* To be done: List each line of the data that holds the string "equal", please.

--- Begin ---

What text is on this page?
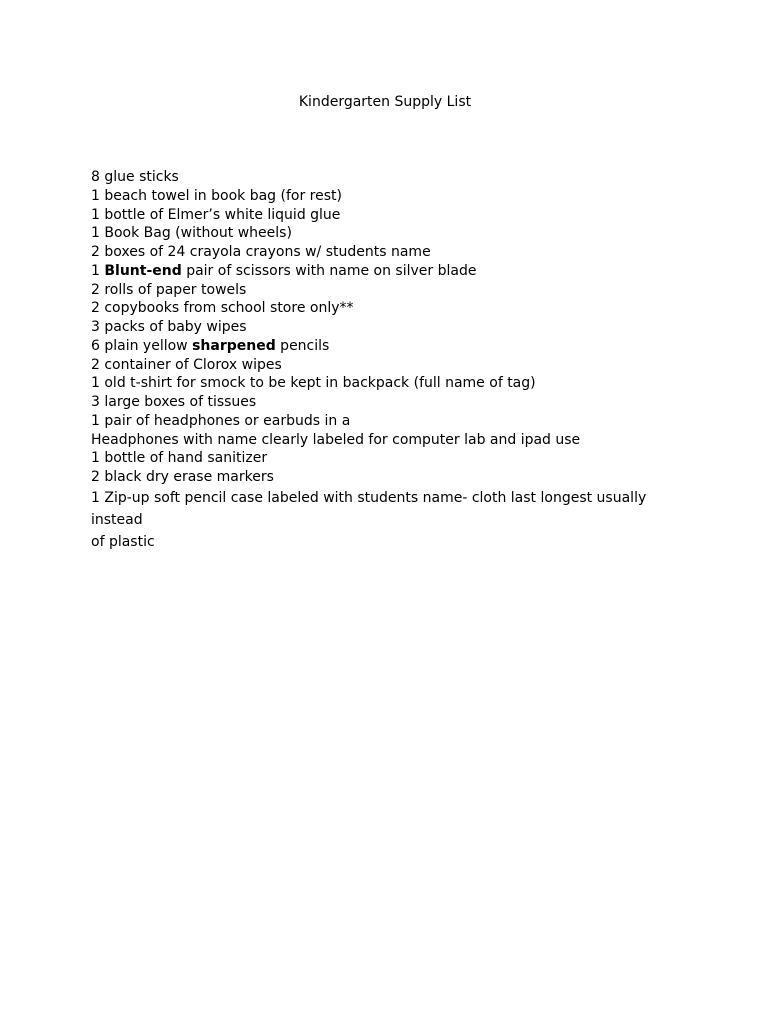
Kindergarten Supply List
8 glue sticks
1 beach towel in book bag (for rest)
1 bottle of Elmer’s white liquid glue
1 Book Bag (without wheels)
2 boxes of 24 crayola crayons w/ students name
1 Blunt-end pair of scissors with name on silver blade
2 rolls of paper towels
2 copybooks from school store only**
3 packs of baby wipes
6 plain yellow sharpened pencils
2 container of Clorox wipes
1 old t-shirt for smock to be kept in backpack (full name of tag)
3 large boxes of tissues
1 pair of headphones or earbuds in a
Headphones with name clearly labeled for computer lab and ipad use
1 bottle of hand sanitizer
2 black dry erase markers
1 Zip-up soft pencil case labeled with students name- cloth last longest usually instead
of plastic
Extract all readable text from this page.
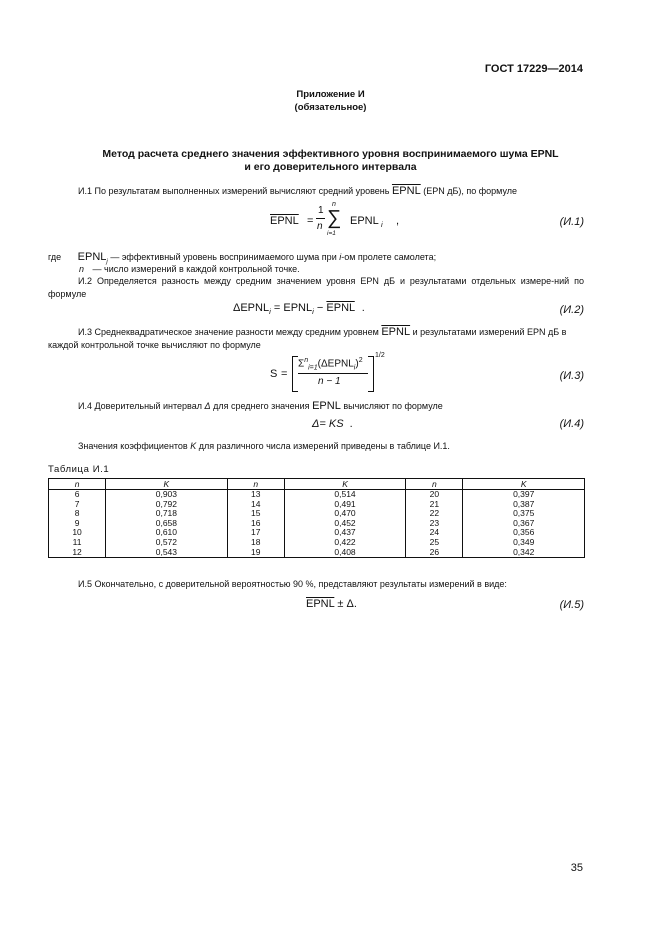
ГОСТ 17229—2014
Приложение И
(обязательное)
Метод расчета среднего значения эффективного уровня воспринимаемого шума EPNL
и его доверительного интервала
И.1 По результатам выполненных измерений вычисляют средний уровень EPNL (EPN дБ), по формуле
EPNL =
1
n
n
∑
i=1
EPNL i ,	(И.1)
где $EPNL_j$ — эффективный уровень воспринимаемого шума при i-ом пролете самолета;
n — число измерений в каждой контрольной точке.
И.2 Определяется разность между средним значением уровня EPN дБ и результатами отдельных измере-ний по формуле
$\Delta EPNL_i$ = $EPNL_i$ − EPNL .	(И.2)
И.3 Среднеквадратическое значение разности между средним уровнем EPNL и результатами измерений EPN дБ в каждой контрольной точке вычисляют по формуле
S =
$\Sigma^n_{i=1}(\Delta EPNL_i)^2$
n − 1
1/2
(И.3)
И.4 Доверительный интервал Δ для среднего значения EPNL вычисляют по формуле
Δ= KS .	(И.4)
Значения коэффициентов K для различного числа измерений приведены в таблице И.1.
Таблица И.1
n	K	n	K	n	K
6	0,903	13	0,514	20	0,397
7	0,792	14	0,491	21	0,387
8	0,718	15	0,470	22	0,375
9	0,658	16	0,452	23	0,367
10	0,610	17	0,437	24	0,356
11	0,572	18	0,422	25	0,349
12	0,543	19	0,408	26	0,342
И.5 Окончательно, с доверительной вероятностью 90 %, представляют результаты измерений в виде:
EPNL ± Δ.	(И.5)
35
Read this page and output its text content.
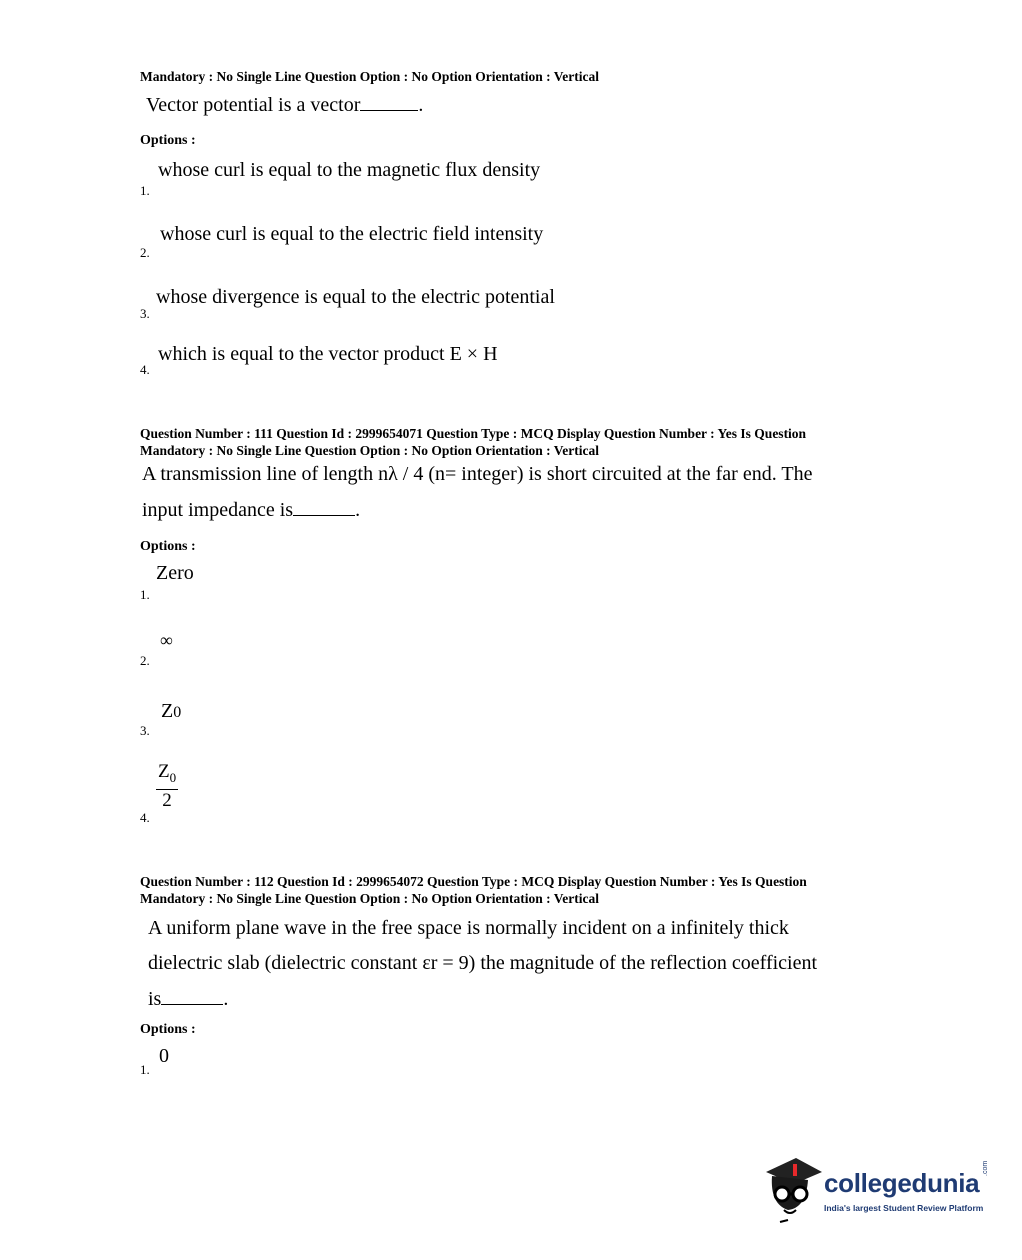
Mandatory : No Single Line Question Option : No Option Orientation : Vertical
Vector potential is a vector	.
Options :
whose curl is equal to the magnetic flux density
1.
whose curl is equal to the electric field intensity
2.
whose divergence is equal to the electric potential
3.
which is equal to the vector product E × H
4.
Question Number : 111 Question Id : 2999654071 Question Type : MCQ Display Question Number : Yes Is Question
Mandatory : No Single Line Question Option : No Option Orientation : Vertical
A transmission line of length nλ / 4 (n= integer) is short circuited at the far end. The
input impedance is	.
Options :
Zero
1.
∞
2.
Z0
3.
$\frac{Z_0}{2}$
4.
Question Number : 112 Question Id : 2999654072 Question Type : MCQ Display Question Number : Yes Is Question
Mandatory : No Single Line Question Option : No Option Orientation : Vertical
A uniform plane wave in the free space is normally incident on a infinitely thick
dielectric slab (dielectric constant εr = 9) the magnitude of the reflection coefficient
is	.
Options :
0
1.
collegedunia .com
India's largest Student Review Platform
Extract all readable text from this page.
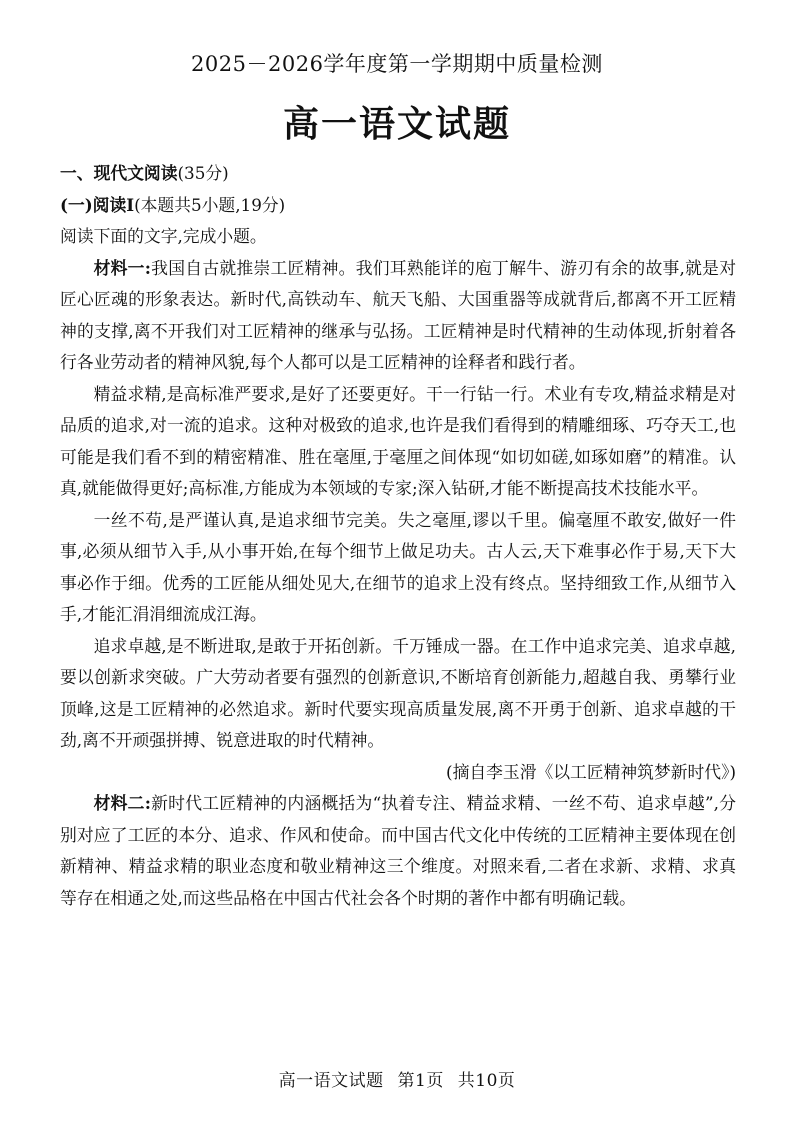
2025－2026学年度第一学期期中质量检测
高一语文试题

一、现代文阅读(35分)

(一)阅读Ⅰ(本题共5小题,19分)

阅读下面的文字,完成小题。

材料一:我国自古就推崇工匠精神。我们耳熟能详的庖丁解牛、游刃有余的故事,就是对匠心匠魂的形象表达。新时代,高铁动车、航天飞船、大国重器等成就背后,都离不开工匠精神的支撑,离不开我们对工匠精神的继承与弘扬。工匠精神是时代精神的生动体现,折射着各行各业劳动者的精神风貌,每个人都可以是工匠精神的诠释者和践行者。

精益求精,是高标准严要求,是好了还要更好。干一行钻一行。术业有专攻,精益求精是对品质的追求,对一流的追求。这种对极致的追求,也许是我们看得到的精雕细琢、巧夺天工,也可能是我们看不到的精密精准、胜在毫厘,于毫厘之间体现“如切如磋,如琢如磨”的精准。认真,就能做得更好;高标准,方能成为本领域的专家;深入钻研,才能不断提高技术技能水平。

一丝不苟,是严谨认真,是追求细节完美。失之毫厘,谬以千里。偏毫厘不敢安,做好一件事,必须从细节入手,从小事开始,在每个细节上做足功夫。古人云,天下难事必作于易,天下大事必作于细。优秀的工匠能从细处见大,在细节的追求上没有终点。坚持细致工作,从细节入手,才能汇涓涓细流成江海。

追求卓越,是不断进取,是敢于开拓创新。千万锤成一器。在工作中追求完美、追求卓越,要以创新求突破。广大劳动者要有强烈的创新意识,不断培育创新能力,超越自我、勇攀行业顶峰,这是工匠精神的必然追求。新时代要实现高质量发展,离不开勇于创新、追求卓越的干劲,离不开顽强拼搏、锐意进取的时代精神。

(摘自李玉滑《以工匠精神筑梦新时代》)

材料二:新时代工匠精神的内涵概括为“执着专注、精益求精、一丝不苟、追求卓越”,分别对应了工匠的本分、追求、作风和使命。而中国古代文化中传统的工匠精神主要体现在创新精神、精益求精的职业态度和敬业精神这三个维度。对照来看,二者在求新、求精、求真等存在相通之处,而这些品格在中国古代社会各个时期的著作中都有明确记载。

高一语文试题 第1页 共10页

--- End ---

* Exercise output:
whose curl is equal to the magnetic flux density
whose curl is equal to the electric field intensity
whose divergence is equal to the electric potential
which is equal to the vector product E × H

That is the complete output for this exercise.